• PROBLEM REQUIREMENTS
All of the data below must be repeated exactly.

** Start **

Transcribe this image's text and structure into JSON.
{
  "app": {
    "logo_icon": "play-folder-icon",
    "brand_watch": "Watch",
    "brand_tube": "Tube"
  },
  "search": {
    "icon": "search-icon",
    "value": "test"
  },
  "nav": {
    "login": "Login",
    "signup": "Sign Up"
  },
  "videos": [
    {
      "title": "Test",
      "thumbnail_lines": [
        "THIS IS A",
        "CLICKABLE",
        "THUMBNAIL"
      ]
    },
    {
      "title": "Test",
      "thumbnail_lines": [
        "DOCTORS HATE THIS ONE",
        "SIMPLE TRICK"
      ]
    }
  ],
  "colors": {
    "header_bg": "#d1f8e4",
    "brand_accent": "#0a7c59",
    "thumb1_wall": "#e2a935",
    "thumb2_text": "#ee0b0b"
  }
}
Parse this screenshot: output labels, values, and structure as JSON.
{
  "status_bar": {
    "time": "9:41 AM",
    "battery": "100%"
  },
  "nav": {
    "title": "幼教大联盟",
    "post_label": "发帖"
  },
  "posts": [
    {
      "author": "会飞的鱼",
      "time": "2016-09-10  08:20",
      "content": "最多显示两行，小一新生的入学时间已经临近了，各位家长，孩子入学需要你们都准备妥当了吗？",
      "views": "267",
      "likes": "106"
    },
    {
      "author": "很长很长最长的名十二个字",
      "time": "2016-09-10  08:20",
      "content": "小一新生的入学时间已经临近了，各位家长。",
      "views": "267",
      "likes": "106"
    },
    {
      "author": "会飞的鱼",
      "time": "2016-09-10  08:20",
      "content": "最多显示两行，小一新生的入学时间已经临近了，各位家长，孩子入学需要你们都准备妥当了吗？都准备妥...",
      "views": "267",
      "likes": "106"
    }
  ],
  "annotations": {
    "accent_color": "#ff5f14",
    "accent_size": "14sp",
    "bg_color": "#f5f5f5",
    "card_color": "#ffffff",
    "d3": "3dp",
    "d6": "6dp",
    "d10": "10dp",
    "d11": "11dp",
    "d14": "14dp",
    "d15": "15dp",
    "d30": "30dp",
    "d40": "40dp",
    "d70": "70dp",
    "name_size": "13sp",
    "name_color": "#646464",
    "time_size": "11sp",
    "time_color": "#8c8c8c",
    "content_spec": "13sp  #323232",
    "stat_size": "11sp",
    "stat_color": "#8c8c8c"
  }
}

** End **

• RESULT OF THE TASK
Transcribe this image's text and structure into JSON.
{
  "app": {
    "logo_icon": "play-folder-icon",
    "brand_watch": "Watch",
    "brand_tube": "Tube"
  },
  "search": {
    "icon": "search-icon",
    "value": "test"
  },
  "nav": {
    "login": "Login",
    "signup": "Sign Up"
  },
  "videos": [
    {
      "title": "Test",
      "thumbnail_lines": [
        "THIS IS A",
        "CLICKABLE",
        "THUMBNAIL"
      ]
    },
    {
      "title": "Test",
      "thumbnail_lines": [
        "DOCTORS HATE THIS ONE",
        "SIMPLE TRICK"
      ]
    }
  ],
  "colors": {
    "header_bg": "#d1f8e4",
    "brand_accent": "#0a7c59",
    "thumb1_wall": "#e2a935",
    "thumb2_text": "#ee0b0b"
  }
}
Parse this screenshot: output labels, values, and structure as JSON.
{
  "status_bar": {
    "time": "9:41 AM",
    "battery": "100%"
  },
  "nav": {
    "title": "幼教大联盟",
    "post_label": "发帖"
  },
  "posts": [
    {
      "author": "会飞的鱼",
      "time": "2016-09-10  08:20",
      "content": "最多显示两行，小一新生的入学时间已经临近了，各位家长，孩子入学需要你们都准备妥当了吗？",
      "views": "267",
      "likes": "106"
    },
    {
      "author": "很长很长最长的名十二个字",
      "time": "2016-09-10  08:20",
      "content": "小一新生的入学时间已经临近了，各位家长。",
      "views": "267",
      "likes": "106"
    },
    {
      "author": "会飞的鱼",
      "time": "2016-09-10  08:20",
      "content": "最多显示两行，小一新生的入学时间已经临近了，各位家长，孩子入学需要你们都准备妥当了吗？都准备妥...",
      "views": "267",
      "likes": "106"
    }
  ],
  "annotations": {
    "accent_color": "#ff5f14",
    "accent_size": "14sp",
    "bg_color": "#f5f5f5",
    "card_color": "#ffffff",
    "d3": "3dp",
    "d6": "6dp",
    "d10": "10dp",
    "d11": "11dp",
    "d14": "14dp",
    "d15": "15dp",
    "d30": "30dp",
    "d40": "40dp",
    "d70": "70dp",
    "name_size": "13sp",
    "name_color": "#646464",
    "time_size": "11sp",
    "time_color": "#8c8c8c",
    "content_spec": "13sp  #323232",
    "stat_size": "11sp",
    "stat_color": "#8c8c8c"
  }
}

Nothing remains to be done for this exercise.